* [PROBLEM TO SOLVE] Return the records word for word. Any pictures in them are not part of the copy.

* [EXERCISE INPUTS]
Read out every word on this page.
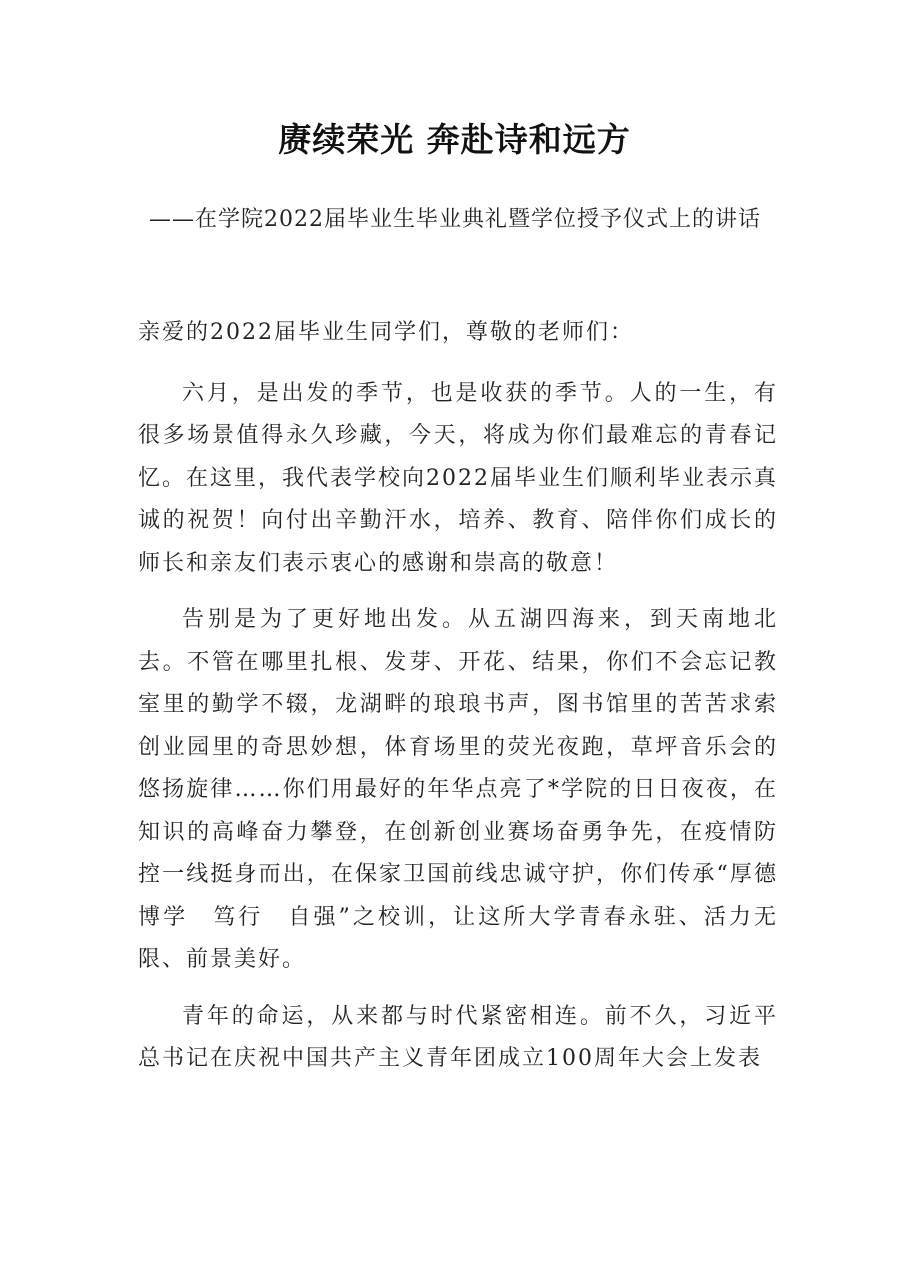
赓续荣光 奔赴诗和远方
——在学院2022届毕业生毕业典礼暨学位授予仪式上的讲话

亲爱的2022届毕业生同学们，尊敬的老师们：

六月，是出发的季节，也是收获的季节。人的一生，有很多场景值得永久珍藏，今天，将成为你们最难忘的青春记忆。在这里，我代表学校向2022届毕业生们顺利毕业表示真诚的祝贺！向付出辛勤汗水，培养、教育、陪伴你们成长的师长和亲友们表示衷心的感谢和崇高的敬意！

告别是为了更好地出发。从五湖四海来，到天南地北去。不管在哪里扎根、发芽、开花、结果，你们不会忘记教室里的勤学不辍，龙湖畔的琅琅书声，图书馆里的苦苦求索创业园里的奇思妙想，体育场里的荧光夜跑，草坪音乐会的悠扬旋律……你们用最好的年华点亮了*学院的日日夜夜，在知识的高峰奋力攀登，在创新创业赛场奋勇争先，在疫情防控一线挺身而出，在保家卫国前线忠诚守护，你们传承“厚德　博学　笃行　自强”之校训，让这所大学青春永驻、活力无限、前景美好。

青年的命运，从来都与时代紧密相连。前不久，习近平总书记在庆祝中国共产主义青年团成立100周年大会上发表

* [WRITTEN SOLUTION]
Read out every word on this page.
赓续荣光 奔赴诗和远方
——在学院2022届毕业生毕业典礼暨学位授予仪式上的讲话

亲爱的2022届毕业生同学们，尊敬的老师们：

六月，是出发的季节，也是收获的季节。人的一生，有很多场景值得永久珍藏，今天，将成为你们最难忘的青春记忆。在这里，我代表学校向2022届毕业生们顺利毕业表示真诚的祝贺！向付出辛勤汗水，培养、教育、陪伴你们成长的师长和亲友们表示衷心的感谢和崇高的敬意！

告别是为了更好地出发。从五湖四海来，到天南地北去。不管在哪里扎根、发芽、开花、结果，你们不会忘记教室里的勤学不辍，龙湖畔的琅琅书声，图书馆里的苦苦求索创业园里的奇思妙想，体育场里的荧光夜跑，草坪音乐会的悠扬旋律……你们用最好的年华点亮了*学院的日日夜夜，在知识的高峰奋力攀登，在创新创业赛场奋勇争先，在疫情防控一线挺身而出，在保家卫国前线忠诚守护，你们传承“厚德　博学　笃行　自强”之校训，让这所大学青春永驻、活力无限、前景美好。

青年的命运，从来都与时代紧密相连。前不久，习近平总书记在庆祝中国共产主义青年团成立100周年大会上发表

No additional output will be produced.